**EXERCISE DETAILS**
Collect the lines of the entries where "marker" shows up.

**GIVEN RECORDS**
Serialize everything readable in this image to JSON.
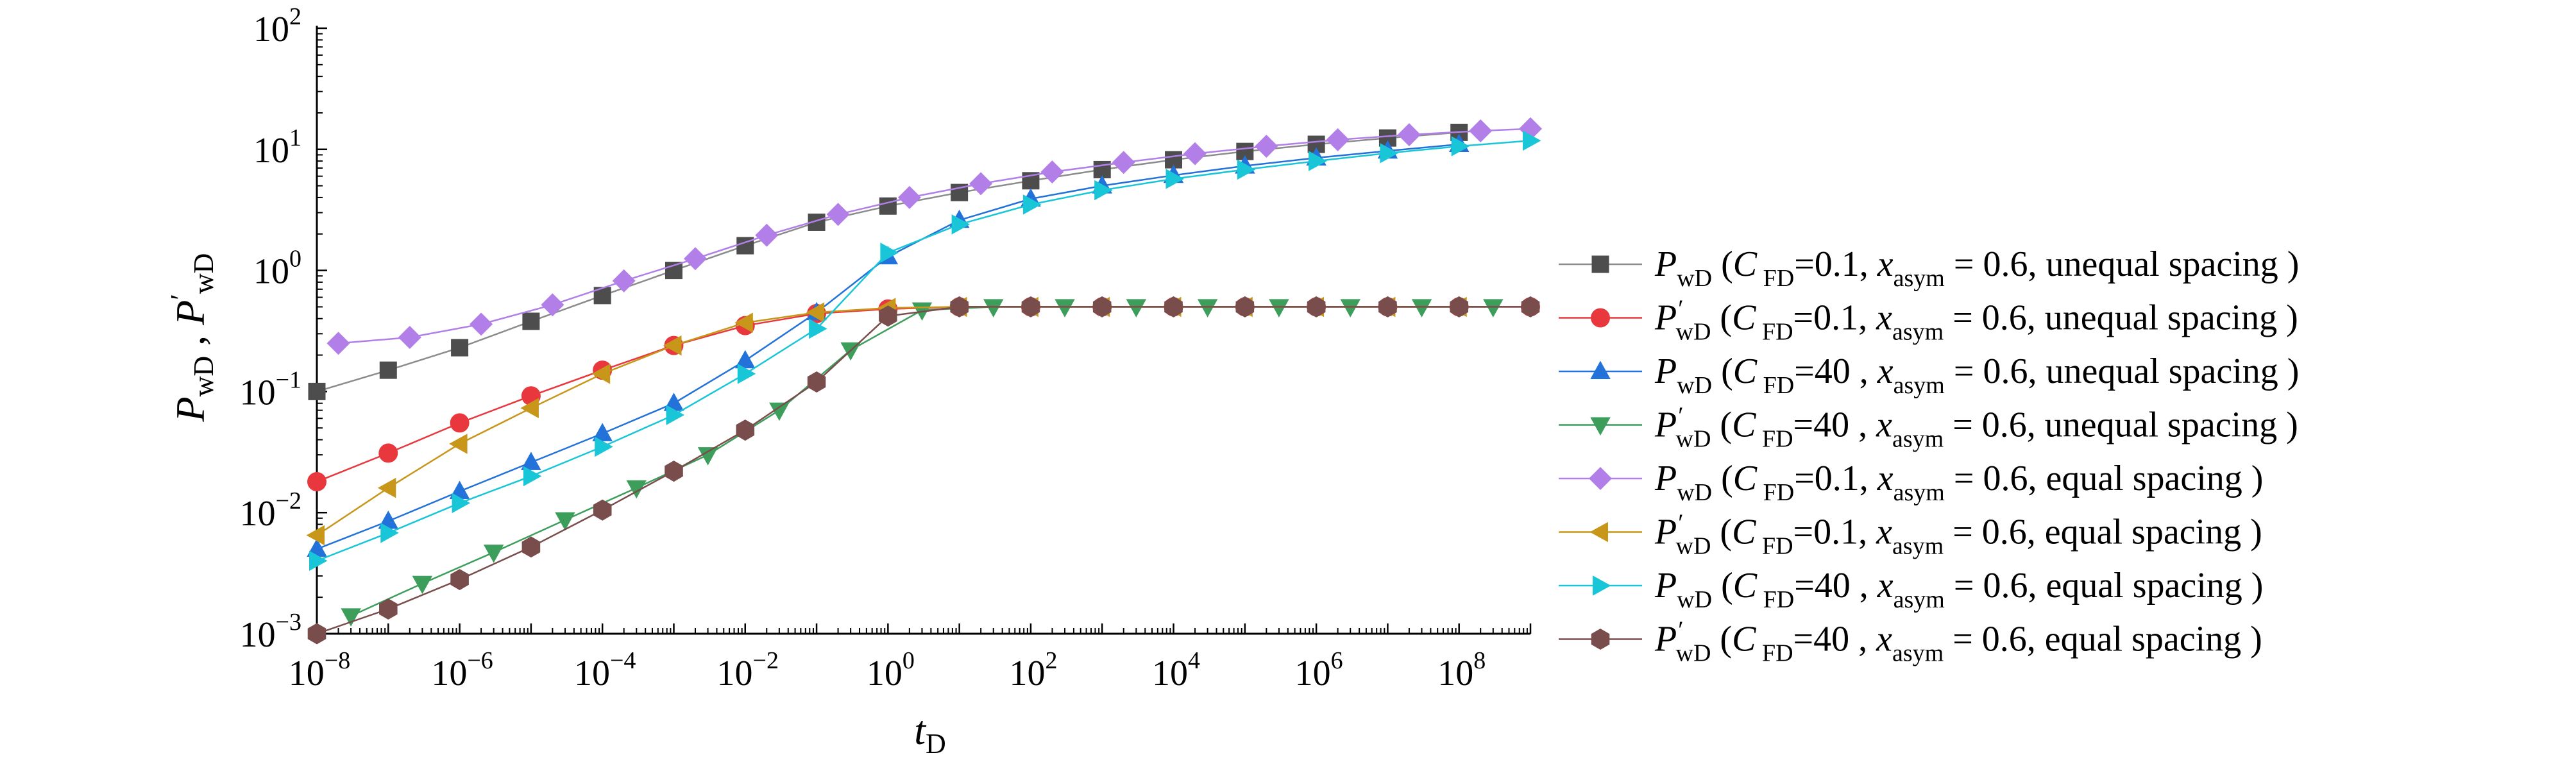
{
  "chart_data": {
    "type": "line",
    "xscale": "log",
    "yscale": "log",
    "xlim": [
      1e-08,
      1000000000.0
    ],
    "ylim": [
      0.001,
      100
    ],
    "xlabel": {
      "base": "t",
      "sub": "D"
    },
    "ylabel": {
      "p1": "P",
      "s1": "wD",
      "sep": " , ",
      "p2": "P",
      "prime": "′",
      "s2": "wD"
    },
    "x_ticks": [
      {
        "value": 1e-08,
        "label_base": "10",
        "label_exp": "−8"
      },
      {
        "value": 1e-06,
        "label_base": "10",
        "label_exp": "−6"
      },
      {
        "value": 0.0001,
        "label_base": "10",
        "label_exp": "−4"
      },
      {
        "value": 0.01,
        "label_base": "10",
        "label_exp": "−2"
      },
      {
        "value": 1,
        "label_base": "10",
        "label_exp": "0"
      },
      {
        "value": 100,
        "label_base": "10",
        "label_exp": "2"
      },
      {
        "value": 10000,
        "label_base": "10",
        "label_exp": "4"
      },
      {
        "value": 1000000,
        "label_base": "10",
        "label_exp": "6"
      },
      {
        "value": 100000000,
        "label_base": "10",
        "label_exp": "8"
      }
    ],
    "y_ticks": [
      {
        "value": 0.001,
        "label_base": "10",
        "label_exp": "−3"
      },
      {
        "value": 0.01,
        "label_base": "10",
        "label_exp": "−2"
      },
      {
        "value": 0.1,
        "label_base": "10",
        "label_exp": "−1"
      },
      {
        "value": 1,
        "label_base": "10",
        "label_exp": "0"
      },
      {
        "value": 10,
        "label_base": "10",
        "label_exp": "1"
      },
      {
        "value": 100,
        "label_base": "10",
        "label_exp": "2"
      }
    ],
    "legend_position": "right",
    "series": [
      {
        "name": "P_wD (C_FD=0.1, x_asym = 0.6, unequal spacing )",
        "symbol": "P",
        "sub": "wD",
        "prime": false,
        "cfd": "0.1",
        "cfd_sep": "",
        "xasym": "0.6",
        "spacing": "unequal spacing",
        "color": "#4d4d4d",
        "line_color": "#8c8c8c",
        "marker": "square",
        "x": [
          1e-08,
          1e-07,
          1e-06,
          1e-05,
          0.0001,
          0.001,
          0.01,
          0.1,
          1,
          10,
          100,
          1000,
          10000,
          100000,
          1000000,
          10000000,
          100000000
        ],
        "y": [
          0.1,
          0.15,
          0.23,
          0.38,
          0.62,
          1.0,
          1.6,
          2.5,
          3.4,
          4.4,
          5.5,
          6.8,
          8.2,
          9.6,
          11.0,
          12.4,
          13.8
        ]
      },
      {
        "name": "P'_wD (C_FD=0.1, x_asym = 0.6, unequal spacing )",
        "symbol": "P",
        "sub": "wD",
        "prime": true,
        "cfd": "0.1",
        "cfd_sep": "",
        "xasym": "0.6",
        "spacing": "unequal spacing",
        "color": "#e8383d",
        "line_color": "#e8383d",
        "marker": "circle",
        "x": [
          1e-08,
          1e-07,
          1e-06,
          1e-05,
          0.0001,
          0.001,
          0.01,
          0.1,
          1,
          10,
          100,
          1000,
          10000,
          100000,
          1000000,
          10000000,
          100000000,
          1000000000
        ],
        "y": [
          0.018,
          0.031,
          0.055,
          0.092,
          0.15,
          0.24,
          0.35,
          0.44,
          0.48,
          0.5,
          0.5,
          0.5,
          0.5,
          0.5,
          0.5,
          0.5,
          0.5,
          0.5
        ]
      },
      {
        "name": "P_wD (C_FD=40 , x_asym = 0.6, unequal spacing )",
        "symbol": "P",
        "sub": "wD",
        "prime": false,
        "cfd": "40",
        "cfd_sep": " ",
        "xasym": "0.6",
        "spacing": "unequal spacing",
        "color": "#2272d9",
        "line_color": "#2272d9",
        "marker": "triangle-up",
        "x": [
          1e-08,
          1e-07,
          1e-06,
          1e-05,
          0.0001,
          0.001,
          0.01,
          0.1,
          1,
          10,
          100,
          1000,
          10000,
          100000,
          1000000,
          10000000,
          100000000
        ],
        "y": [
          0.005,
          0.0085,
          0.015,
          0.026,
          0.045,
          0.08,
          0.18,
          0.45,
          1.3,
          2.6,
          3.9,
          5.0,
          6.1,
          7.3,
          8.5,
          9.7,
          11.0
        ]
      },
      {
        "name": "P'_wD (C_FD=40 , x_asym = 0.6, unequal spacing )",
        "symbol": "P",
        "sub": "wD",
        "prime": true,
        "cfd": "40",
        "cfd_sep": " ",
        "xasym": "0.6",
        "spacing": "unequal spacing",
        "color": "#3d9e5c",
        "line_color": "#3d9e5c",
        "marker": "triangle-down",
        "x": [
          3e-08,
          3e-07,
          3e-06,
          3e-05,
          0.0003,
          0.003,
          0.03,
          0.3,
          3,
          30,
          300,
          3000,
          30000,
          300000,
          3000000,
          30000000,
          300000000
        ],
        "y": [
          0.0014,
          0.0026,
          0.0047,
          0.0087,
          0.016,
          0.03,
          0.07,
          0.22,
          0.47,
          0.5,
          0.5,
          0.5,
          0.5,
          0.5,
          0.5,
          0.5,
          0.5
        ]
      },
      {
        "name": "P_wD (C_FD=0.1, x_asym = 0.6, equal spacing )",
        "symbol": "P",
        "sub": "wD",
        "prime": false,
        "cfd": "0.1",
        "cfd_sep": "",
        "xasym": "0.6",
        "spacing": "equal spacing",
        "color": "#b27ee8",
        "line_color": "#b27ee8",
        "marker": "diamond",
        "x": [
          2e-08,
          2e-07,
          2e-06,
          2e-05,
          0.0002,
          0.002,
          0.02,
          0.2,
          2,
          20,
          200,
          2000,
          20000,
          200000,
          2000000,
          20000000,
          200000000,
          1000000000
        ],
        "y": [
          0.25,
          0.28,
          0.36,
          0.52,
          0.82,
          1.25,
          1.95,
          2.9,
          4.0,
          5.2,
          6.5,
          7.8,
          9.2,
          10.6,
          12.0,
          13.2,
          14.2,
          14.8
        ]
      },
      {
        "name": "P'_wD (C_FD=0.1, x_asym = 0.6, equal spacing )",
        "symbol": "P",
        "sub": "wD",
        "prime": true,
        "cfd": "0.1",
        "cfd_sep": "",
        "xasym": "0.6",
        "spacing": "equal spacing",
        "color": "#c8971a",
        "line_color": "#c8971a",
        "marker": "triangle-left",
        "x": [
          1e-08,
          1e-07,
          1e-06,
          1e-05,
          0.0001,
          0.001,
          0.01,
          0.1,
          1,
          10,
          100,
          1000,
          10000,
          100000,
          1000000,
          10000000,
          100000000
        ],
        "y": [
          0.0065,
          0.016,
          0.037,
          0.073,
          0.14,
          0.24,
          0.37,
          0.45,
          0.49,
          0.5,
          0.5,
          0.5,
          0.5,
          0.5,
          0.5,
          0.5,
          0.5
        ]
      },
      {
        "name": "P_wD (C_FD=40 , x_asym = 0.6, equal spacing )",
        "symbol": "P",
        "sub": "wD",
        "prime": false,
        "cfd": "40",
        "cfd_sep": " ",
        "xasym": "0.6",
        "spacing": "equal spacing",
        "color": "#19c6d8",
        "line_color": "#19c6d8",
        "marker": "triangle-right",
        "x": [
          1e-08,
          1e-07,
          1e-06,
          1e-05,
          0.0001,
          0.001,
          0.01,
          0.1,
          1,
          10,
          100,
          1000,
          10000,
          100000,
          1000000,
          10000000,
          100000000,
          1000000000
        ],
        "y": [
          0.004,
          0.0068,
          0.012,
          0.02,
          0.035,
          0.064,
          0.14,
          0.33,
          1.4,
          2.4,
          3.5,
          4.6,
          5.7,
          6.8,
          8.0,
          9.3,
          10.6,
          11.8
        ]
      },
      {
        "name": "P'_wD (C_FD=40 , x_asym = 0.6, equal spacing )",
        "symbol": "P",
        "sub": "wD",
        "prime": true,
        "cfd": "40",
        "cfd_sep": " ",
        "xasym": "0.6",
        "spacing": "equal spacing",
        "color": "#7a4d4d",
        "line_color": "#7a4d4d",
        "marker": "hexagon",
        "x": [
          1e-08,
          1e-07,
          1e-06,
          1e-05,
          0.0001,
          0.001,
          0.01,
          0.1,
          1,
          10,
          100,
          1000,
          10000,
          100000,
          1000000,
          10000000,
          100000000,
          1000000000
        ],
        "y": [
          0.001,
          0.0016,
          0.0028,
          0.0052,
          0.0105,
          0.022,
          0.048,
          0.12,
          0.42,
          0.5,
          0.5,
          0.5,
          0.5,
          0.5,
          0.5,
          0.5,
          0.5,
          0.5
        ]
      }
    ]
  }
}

* * *

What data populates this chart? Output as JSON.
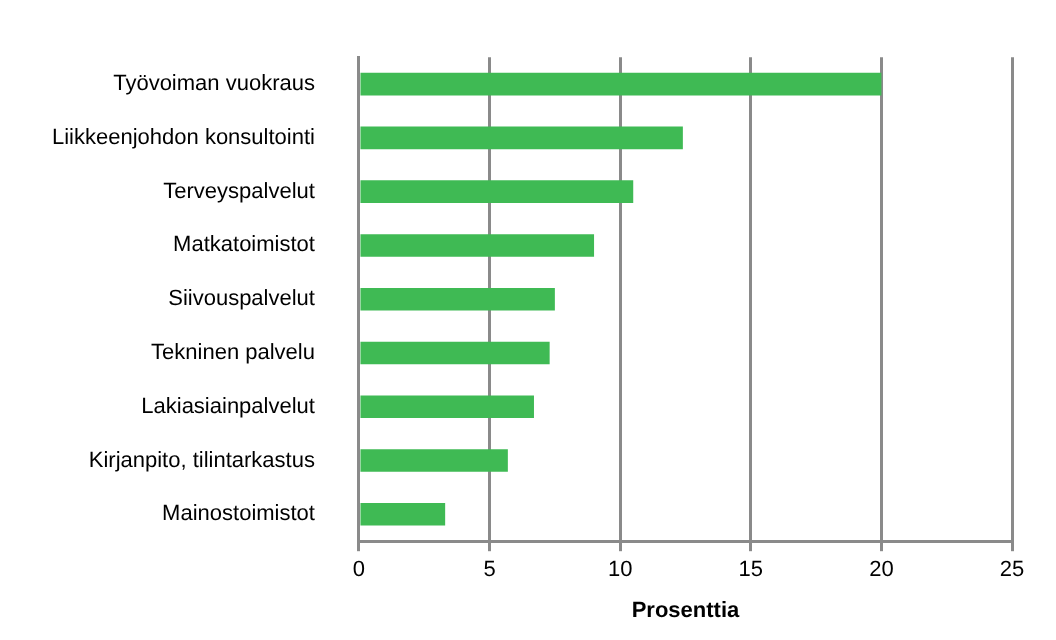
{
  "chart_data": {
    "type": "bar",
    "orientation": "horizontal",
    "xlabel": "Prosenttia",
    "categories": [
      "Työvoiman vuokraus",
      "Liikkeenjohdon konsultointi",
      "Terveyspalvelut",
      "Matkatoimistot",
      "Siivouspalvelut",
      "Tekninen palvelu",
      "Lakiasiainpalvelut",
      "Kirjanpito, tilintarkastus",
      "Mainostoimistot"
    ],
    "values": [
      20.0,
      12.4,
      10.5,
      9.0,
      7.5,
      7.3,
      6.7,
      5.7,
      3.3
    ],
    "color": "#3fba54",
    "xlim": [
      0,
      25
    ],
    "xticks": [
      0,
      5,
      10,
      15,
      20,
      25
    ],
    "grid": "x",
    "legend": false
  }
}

**WRITTEN RESPONSE**
        "marker": "square",
        "marker": "circle",
        "marker": "triangle-up",
        "marker": "triangle-down",
        "marker": "diamond",
        "marker": "triangle-left",
        "marker": "triangle-right",
        "marker": "hexagon",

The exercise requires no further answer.